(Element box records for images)
····················

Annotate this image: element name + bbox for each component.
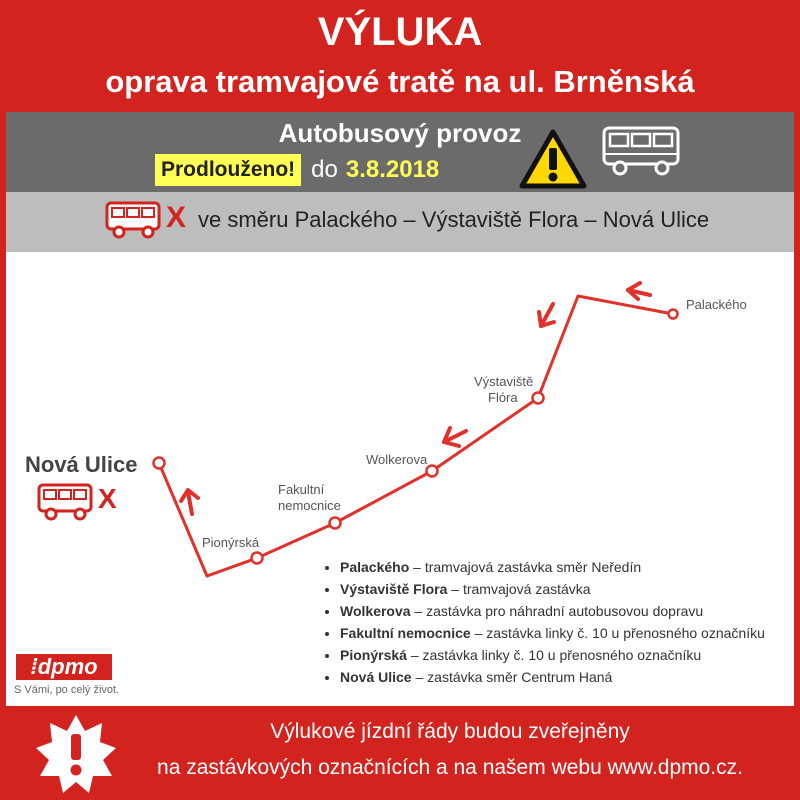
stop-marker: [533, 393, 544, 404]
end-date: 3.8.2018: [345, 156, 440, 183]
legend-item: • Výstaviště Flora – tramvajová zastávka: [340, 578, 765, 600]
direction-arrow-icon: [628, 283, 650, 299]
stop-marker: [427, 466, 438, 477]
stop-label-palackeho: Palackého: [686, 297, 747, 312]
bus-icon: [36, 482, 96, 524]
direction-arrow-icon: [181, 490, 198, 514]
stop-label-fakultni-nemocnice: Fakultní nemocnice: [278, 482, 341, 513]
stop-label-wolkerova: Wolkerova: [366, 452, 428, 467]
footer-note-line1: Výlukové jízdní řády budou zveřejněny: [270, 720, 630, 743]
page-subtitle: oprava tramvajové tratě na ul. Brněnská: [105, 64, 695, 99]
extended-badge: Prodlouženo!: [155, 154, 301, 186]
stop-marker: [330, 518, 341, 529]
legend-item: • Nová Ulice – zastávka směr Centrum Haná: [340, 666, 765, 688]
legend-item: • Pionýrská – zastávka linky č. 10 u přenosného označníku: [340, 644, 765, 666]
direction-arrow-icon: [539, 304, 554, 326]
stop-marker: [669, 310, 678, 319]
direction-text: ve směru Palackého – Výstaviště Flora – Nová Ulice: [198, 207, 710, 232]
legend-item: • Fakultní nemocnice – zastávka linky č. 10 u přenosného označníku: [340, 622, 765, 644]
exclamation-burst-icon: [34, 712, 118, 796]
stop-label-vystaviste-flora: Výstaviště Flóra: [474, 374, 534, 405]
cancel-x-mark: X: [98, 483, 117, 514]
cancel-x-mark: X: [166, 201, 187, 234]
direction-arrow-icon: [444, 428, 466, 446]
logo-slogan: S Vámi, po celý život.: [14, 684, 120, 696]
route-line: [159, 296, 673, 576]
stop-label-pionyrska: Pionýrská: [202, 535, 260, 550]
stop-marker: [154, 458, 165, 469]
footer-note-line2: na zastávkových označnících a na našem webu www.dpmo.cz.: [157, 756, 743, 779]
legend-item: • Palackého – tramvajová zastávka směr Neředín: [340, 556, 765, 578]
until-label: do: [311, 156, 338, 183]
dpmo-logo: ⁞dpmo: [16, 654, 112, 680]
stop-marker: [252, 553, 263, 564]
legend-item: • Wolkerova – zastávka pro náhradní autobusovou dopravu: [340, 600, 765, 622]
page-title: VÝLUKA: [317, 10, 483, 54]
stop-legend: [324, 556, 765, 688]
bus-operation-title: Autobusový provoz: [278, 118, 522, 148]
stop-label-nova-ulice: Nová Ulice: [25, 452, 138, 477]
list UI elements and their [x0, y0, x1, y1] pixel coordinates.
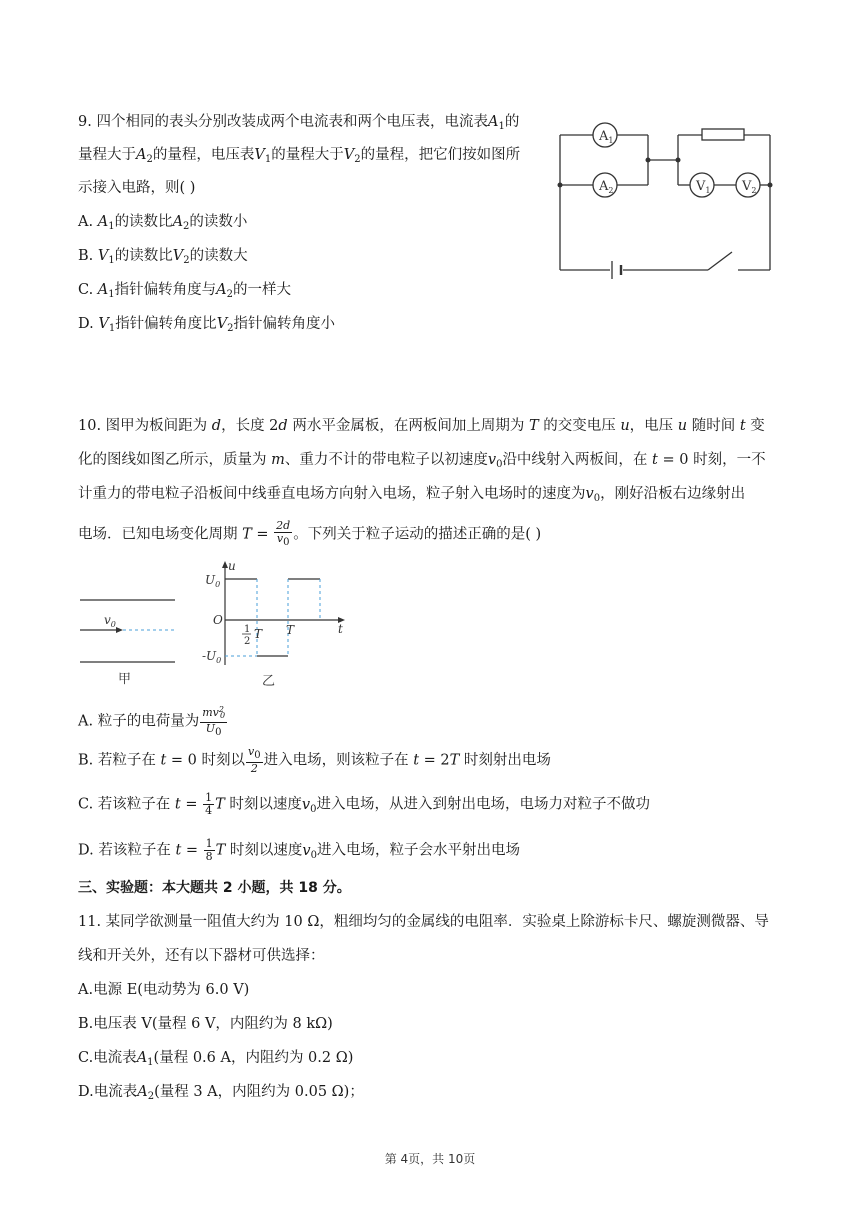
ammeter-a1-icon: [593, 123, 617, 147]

····················

- [STATED GOAL]:
Copy the listing above line for line, from its first line to its last, without changing anything. Leave the pictures out of your copy.

- [CORRECT RESULT]:
Annotate this image: element name + bbox for each component.
stop-marker: [533, 393, 544, 404]
end-date: 3.8.2018: [345, 156, 440, 183]
legend-item: • Výstaviště Flora – tramvajová zastávka: [340, 578, 765, 600]
direction-arrow-icon: [628, 283, 650, 299]
stop-marker: [427, 466, 438, 477]
stop-label-palackeho: Palackého: [686, 297, 747, 312]
bus-icon: [36, 482, 96, 524]
direction-arrow-icon: [181, 490, 198, 514]
stop-label-fakultni-nemocnice: Fakultní nemocnice: [278, 482, 341, 513]
stop-label-wolkerova: Wolkerova: [366, 452, 428, 467]
footer-note-line1: Výlukové jízdní řády budou zveřejněny: [270, 720, 630, 743]
page-subtitle: oprava tramvajové tratě na ul. Brněnská: [105, 64, 695, 99]
extended-badge: Prodlouženo!: [155, 154, 301, 186]
stop-marker: [330, 518, 341, 529]
legend-item: • Nová Ulice – zastávka směr Centrum Haná: [340, 666, 765, 688]
legend-item: • Pionýrská – zastávka linky č. 10 u přenosného označníku: [340, 644, 765, 666]
direction-arrow-icon: [539, 304, 554, 326]
stop-marker: [669, 310, 678, 319]
direction-text: ve směru Palackého – Výstaviště Flora – Nová Ulice: [198, 207, 710, 232]
legend-item: • Fakultní nemocnice – zastávka linky č. 10 u přenosného označníku: [340, 622, 765, 644]
exclamation-burst-icon: [34, 712, 118, 796]
stop-label-vystaviste-flora: Výstaviště Flóra: [474, 374, 534, 405]
cancel-x-mark: X: [98, 483, 117, 514]
cancel-x-mark: X: [166, 201, 187, 234]
direction-arrow-icon: [444, 428, 466, 446]
logo-slogan: S Vámi, po celý život.: [14, 684, 120, 696]
route-line: [159, 296, 673, 576]
stop-label-pionyrska: Pionýrská: [202, 535, 260, 550]
stop-marker: [154, 458, 165, 469]
footer-note-line2: na zastávkových označnících a na našem webu www.dpmo.cz.: [157, 756, 743, 779]
legend-item: • Palackého – tramvajová zastávka směr Neředín: [340, 556, 765, 578]
until-label: do: [311, 156, 338, 183]
dpmo-logo: ⁞dpmo: [16, 654, 112, 680]
stop-marker: [252, 553, 263, 564]
legend-item: • Wolkerova – zastávka pro náhradní autobusovou dopravu: [340, 600, 765, 622]
page-title: VÝLUKA: [317, 10, 483, 54]
stop-legend: [324, 556, 765, 688]
bus-operation-title: Autobusový provoz: [278, 118, 522, 148]
stop-label-nova-ulice: Nová Ulice: [25, 452, 138, 477]
list UI elements and their [x0, y0, x1, y1] pixel coordinates.
ammeter-a1-icon: [593, 123, 617, 147]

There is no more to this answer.